What is the number of lines holding the word "geopolitical"? Give that number alone.

-- start of GIVEN INFORMATION --

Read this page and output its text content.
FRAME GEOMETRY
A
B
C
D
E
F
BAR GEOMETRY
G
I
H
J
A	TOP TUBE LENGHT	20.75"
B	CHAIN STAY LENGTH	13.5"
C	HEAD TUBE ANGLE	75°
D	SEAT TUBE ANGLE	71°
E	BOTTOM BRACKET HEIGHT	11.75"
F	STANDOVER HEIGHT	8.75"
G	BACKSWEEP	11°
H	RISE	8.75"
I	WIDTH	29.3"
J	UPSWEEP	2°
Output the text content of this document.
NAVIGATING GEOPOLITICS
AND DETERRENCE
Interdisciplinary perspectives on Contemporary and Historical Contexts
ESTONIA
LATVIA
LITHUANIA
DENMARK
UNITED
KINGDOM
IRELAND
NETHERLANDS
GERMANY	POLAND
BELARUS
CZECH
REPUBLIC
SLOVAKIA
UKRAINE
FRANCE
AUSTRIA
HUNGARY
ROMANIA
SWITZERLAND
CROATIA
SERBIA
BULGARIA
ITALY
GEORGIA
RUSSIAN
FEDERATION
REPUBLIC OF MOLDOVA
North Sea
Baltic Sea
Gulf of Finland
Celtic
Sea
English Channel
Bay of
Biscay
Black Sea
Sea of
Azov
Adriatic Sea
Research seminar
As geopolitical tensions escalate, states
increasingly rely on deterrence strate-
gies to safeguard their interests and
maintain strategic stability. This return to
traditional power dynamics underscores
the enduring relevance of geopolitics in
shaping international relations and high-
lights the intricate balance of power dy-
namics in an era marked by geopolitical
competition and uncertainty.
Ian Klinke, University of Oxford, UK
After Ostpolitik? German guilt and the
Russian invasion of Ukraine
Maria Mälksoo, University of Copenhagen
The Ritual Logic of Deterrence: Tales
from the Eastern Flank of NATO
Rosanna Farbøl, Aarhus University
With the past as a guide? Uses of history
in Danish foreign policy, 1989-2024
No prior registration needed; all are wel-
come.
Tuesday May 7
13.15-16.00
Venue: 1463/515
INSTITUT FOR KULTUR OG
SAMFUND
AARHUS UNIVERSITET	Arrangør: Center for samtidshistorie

-- end of GIVEN INFORMATION --

# COMPLETE ANSWER
2